== GIVEN RECORDS

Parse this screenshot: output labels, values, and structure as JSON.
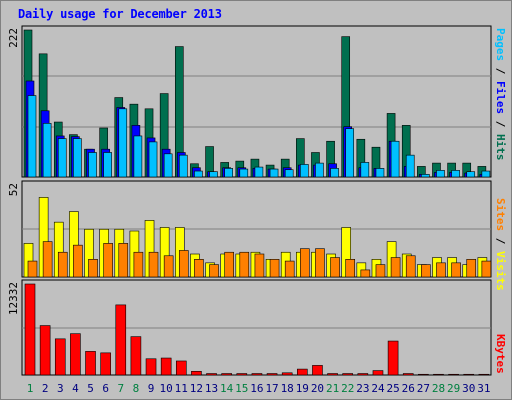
{
  "title": "Daily usage for December 2013",
  "colors": {
    "hits": "#006f4f",
    "files": "#0000ff",
    "pages": "#00c0ff",
    "visits": "#ffff00",
    "sites": "#ff8000",
    "kbytes": "#ff0000",
    "weekend": "#008040",
    "weekday": "#000080"
  },
  "chart_data": [
    {
      "type": "bar",
      "categories": [
        "1",
        "2",
        "3",
        "4",
        "5",
        "6",
        "7",
        "8",
        "9",
        "10",
        "11",
        "12",
        "13",
        "14",
        "15",
        "16",
        "17",
        "18",
        "19",
        "20",
        "21",
        "22",
        "23",
        "24",
        "25",
        "26",
        "27",
        "28",
        "29",
        "30",
        "31"
      ],
      "ymax_label": "222",
      "ylim": [
        0,
        222
      ],
      "series": [
        {
          "name": "Hits",
          "values": [
            222,
            186,
            83,
            64,
            42,
            74,
            120,
            110,
            103,
            126,
            197,
            20,
            46,
            22,
            24,
            27,
            18,
            27,
            58,
            37,
            54,
            212,
            57,
            45,
            96,
            78,
            16,
            21,
            21,
            21,
            16
          ]
        },
        {
          "name": "Files",
          "values": [
            145,
            100,
            62,
            61,
            42,
            42,
            105,
            78,
            59,
            42,
            37,
            14,
            8,
            14,
            14,
            13,
            12,
            14,
            18,
            18,
            20,
            76,
            14,
            13,
            54,
            16,
            4,
            7,
            7,
            6,
            4
          ]
        },
        {
          "name": "Pages",
          "values": [
            123,
            81,
            58,
            58,
            37,
            37,
            103,
            62,
            53,
            35,
            33,
            9,
            8,
            13,
            12,
            15,
            12,
            11,
            19,
            21,
            13,
            73,
            22,
            13,
            54,
            33,
            4,
            10,
            10,
            8,
            9
          ]
        }
      ]
    },
    {
      "type": "bar",
      "categories": [
        "1",
        "2",
        "3",
        "4",
        "5",
        "6",
        "7",
        "8",
        "9",
        "10",
        "11",
        "12",
        "13",
        "14",
        "15",
        "16",
        "17",
        "18",
        "19",
        "20",
        "21",
        "22",
        "23",
        "24",
        "25",
        "26",
        "27",
        "28",
        "29",
        "30",
        "31"
      ],
      "ymax_label": "52",
      "ylim": [
        0,
        52
      ],
      "series": [
        {
          "name": "Visits",
          "values": [
            19,
            45,
            31,
            37,
            27,
            27,
            27,
            26,
            32,
            28,
            28,
            13,
            8,
            13,
            13,
            14,
            10,
            14,
            14,
            14,
            13,
            28,
            8,
            10,
            20,
            13,
            7,
            11,
            11,
            7,
            11
          ]
        },
        {
          "name": "Sites",
          "values": [
            9,
            20,
            14,
            18,
            10,
            19,
            19,
            14,
            14,
            12,
            15,
            10,
            7,
            14,
            14,
            13,
            10,
            9,
            16,
            16,
            11,
            10,
            4,
            7,
            11,
            12,
            7,
            8,
            8,
            10,
            9
          ]
        }
      ]
    },
    {
      "type": "bar",
      "categories": [
        "1",
        "2",
        "3",
        "4",
        "5",
        "6",
        "7",
        "8",
        "9",
        "10",
        "11",
        "12",
        "13",
        "14",
        "15",
        "16",
        "17",
        "18",
        "19",
        "20",
        "21",
        "22",
        "23",
        "24",
        "25",
        "26",
        "27",
        "28",
        "29",
        "30",
        "31"
      ],
      "ymax_label": "12332",
      "ylim": [
        0,
        12332
      ],
      "series": [
        {
          "name": "KBytes",
          "values": [
            12332,
            6700,
            4900,
            5600,
            3200,
            3000,
            9500,
            5200,
            2200,
            2300,
            1900,
            500,
            200,
            200,
            200,
            200,
            200,
            300,
            800,
            1300,
            200,
            200,
            200,
            600,
            4600,
            200,
            100,
            100,
            100,
            100,
            100
          ]
        }
      ]
    }
  ],
  "legend_right_top": [
    {
      "text": "Pages",
      "color": "#00c0ff"
    },
    {
      "text": " / ",
      "color": "#000000"
    },
    {
      "text": "Files",
      "color": "#0000ff"
    },
    {
      "text": " / ",
      "color": "#000000"
    },
    {
      "text": "Hits",
      "color": "#006f4f"
    }
  ],
  "legend_right_mid": [
    {
      "text": "Sites",
      "color": "#ff8000"
    },
    {
      "text": " / ",
      "color": "#000000"
    },
    {
      "text": "Visits",
      "color": "#ffff00"
    }
  ],
  "legend_right_bottom": [
    {
      "text": "KBytes",
      "color": "#ff0000"
    }
  ],
  "weekend_days": [
    "1",
    "7",
    "8",
    "14",
    "15",
    "21",
    "22",
    "28",
    "29"
  ]
}
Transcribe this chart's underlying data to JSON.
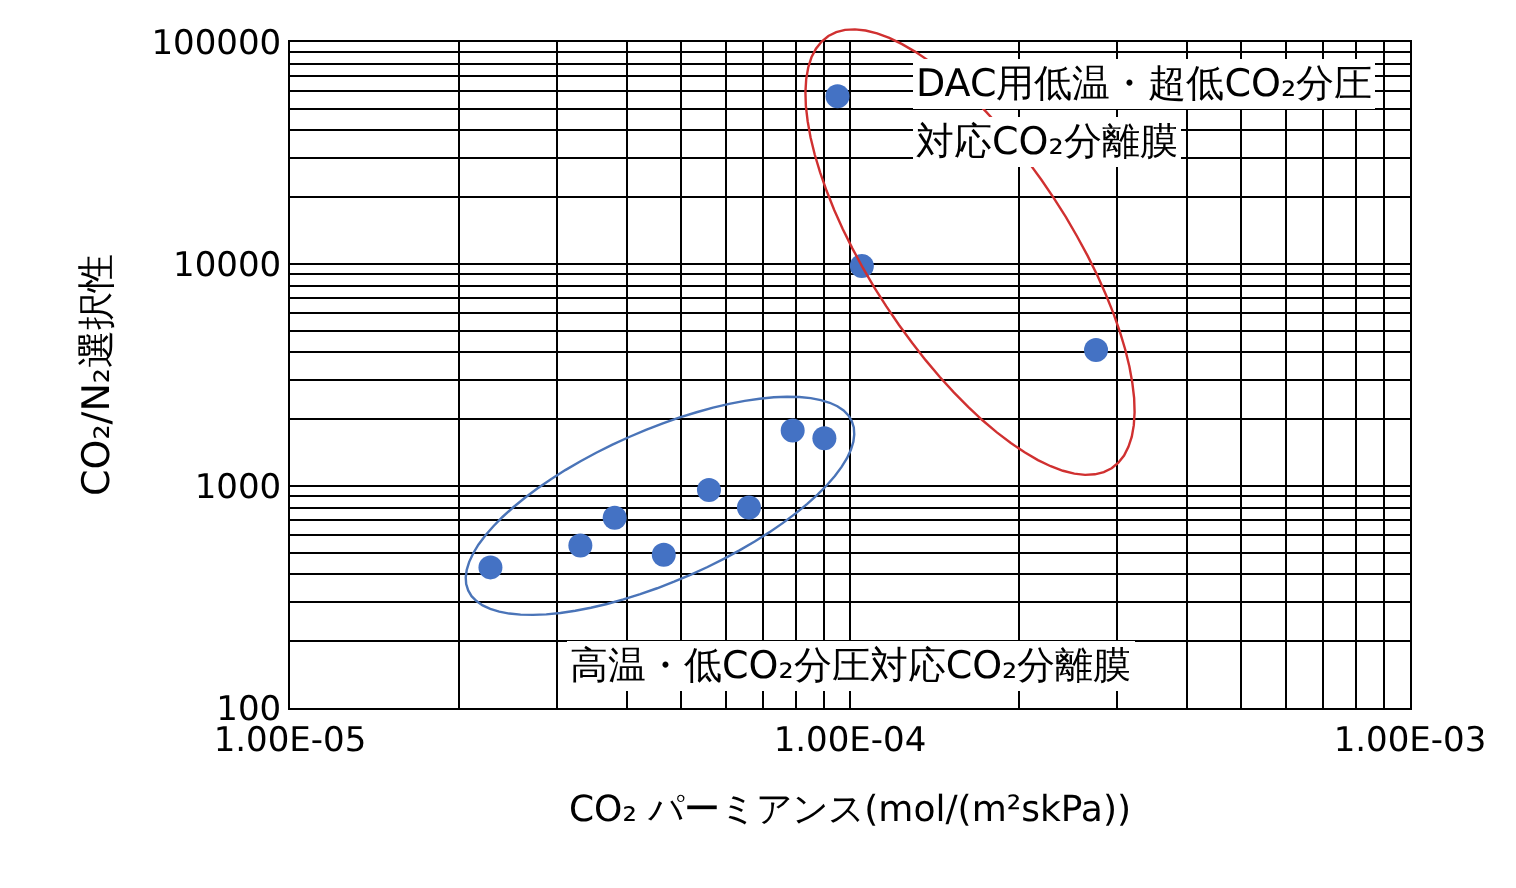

====

The records above must be printed exactly; the pictures stay out.

Parse this screenshot: output labels, values, and structure as JSON.
{
  "title": "Daily usage for December 2013",
  "colors": {
    "hits": "#006f4f",
    "files": "#0000ff",
    "pages": "#00c0ff",
    "visits": "#ffff00",
    "sites": "#ff8000",
    "kbytes": "#ff0000",
    "weekend": "#008040",
    "weekday": "#000080"
  },
  "chart_data": [
    {
      "type": "bar",
      "categories": [
        "1",
        "2",
        "3",
        "4",
        "5",
        "6",
        "7",
        "8",
        "9",
        "10",
        "11",
        "12",
        "13",
        "14",
        "15",
        "16",
        "17",
        "18",
        "19",
        "20",
        "21",
        "22",
        "23",
        "24",
        "25",
        "26",
        "27",
        "28",
        "29",
        "30",
        "31"
      ],
      "ymax_label": "222",
      "ylim": [
        0,
        222
      ],
      "series": [
        {
          "name": "Hits",
          "values": [
            222,
            186,
            83,
            64,
            42,
            74,
            120,
            110,
            103,
            126,
            197,
            20,
            46,
            22,
            24,
            27,
            18,
            27,
            58,
            37,
            54,
            212,
            57,
            45,
            96,
            78,
            16,
            21,
            21,
            21,
            16
          ]
        },
        {
          "name": "Files",
          "values": [
            145,
            100,
            62,
            61,
            42,
            42,
            105,
            78,
            59,
            42,
            37,
            14,
            8,
            14,
            14,
            13,
            12,
            14,
            18,
            18,
            20,
            76,
            14,
            13,
            54,
            16,
            4,
            7,
            7,
            6,
            4
          ]
        },
        {
          "name": "Pages",
          "values": [
            123,
            81,
            58,
            58,
            37,
            37,
            103,
            62,
            53,
            35,
            33,
            9,
            8,
            13,
            12,
            15,
            12,
            11,
            19,
            21,
            13,
            73,
            22,
            13,
            54,
            33,
            4,
            10,
            10,
            8,
            9
          ]
        }
      ]
    },
    {
      "type": "bar",
      "categories": [
        "1",
        "2",
        "3",
        "4",
        "5",
        "6",
        "7",
        "8",
        "9",
        "10",
        "11",
        "12",
        "13",
        "14",
        "15",
        "16",
        "17",
        "18",
        "19",
        "20",
        "21",
        "22",
        "23",
        "24",
        "25",
        "26",
        "27",
        "28",
        "29",
        "30",
        "31"
      ],
      "ymax_label": "52",
      "ylim": [
        0,
        52
      ],
      "series": [
        {
          "name": "Visits",
          "values": [
            19,
            45,
            31,
            37,
            27,
            27,
            27,
            26,
            32,
            28,
            28,
            13,
            8,
            13,
            13,
            14,
            10,
            14,
            14,
            14,
            13,
            28,
            8,
            10,
            20,
            13,
            7,
            11,
            11,
            7,
            11
          ]
        },
        {
          "name": "Sites",
          "values": [
            9,
            20,
            14,
            18,
            10,
            19,
            19,
            14,
            14,
            12,
            15,
            10,
            7,
            14,
            14,
            13,
            10,
            9,
            16,
            16,
            11,
            10,
            4,
            7,
            11,
            12,
            7,
            8,
            8,
            10,
            9
          ]
        }
      ]
    },
    {
      "type": "bar",
      "categories": [
        "1",
        "2",
        "3",
        "4",
        "5",
        "6",
        "7",
        "8",
        "9",
        "10",
        "11",
        "12",
        "13",
        "14",
        "15",
        "16",
        "17",
        "18",
        "19",
        "20",
        "21",
        "22",
        "23",
        "24",
        "25",
        "26",
        "27",
        "28",
        "29",
        "30",
        "31"
      ],
      "ymax_label": "12332",
      "ylim": [
        0,
        12332
      ],
      "series": [
        {
          "name": "KBytes",
          "values": [
            12332,
            6700,
            4900,
            5600,
            3200,
            3000,
            9500,
            5200,
            2200,
            2300,
            1900,
            500,
            200,
            200,
            200,
            200,
            200,
            300,
            800,
            1300,
            200,
            200,
            200,
            600,
            4600,
            200,
            100,
            100,
            100,
            100,
            100
          ]
        }
      ]
    }
  ],
  "legend_right_top": [
    {
      "text": "Pages",
      "color": "#00c0ff"
    },
    {
      "text": " / ",
      "color": "#000000"
    },
    {
      "text": "Files",
      "color": "#0000ff"
    },
    {
      "text": " / ",
      "color": "#000000"
    },
    {
      "text": "Hits",
      "color": "#006f4f"
    }
  ],
  "legend_right_mid": [
    {
      "text": "Sites",
      "color": "#ff8000"
    },
    {
      "text": " / ",
      "color": "#000000"
    },
    {
      "text": "Visits",
      "color": "#ffff00"
    }
  ],
  "legend_right_bottom": [
    {
      "text": "KBytes",
      "color": "#ff0000"
    }
  ],
  "weekend_days": [
    "1",
    "7",
    "8",
    "14",
    "15",
    "21",
    "22",
    "28",
    "29"
  ]
}
Transcribe this chart's underlying data to JSON.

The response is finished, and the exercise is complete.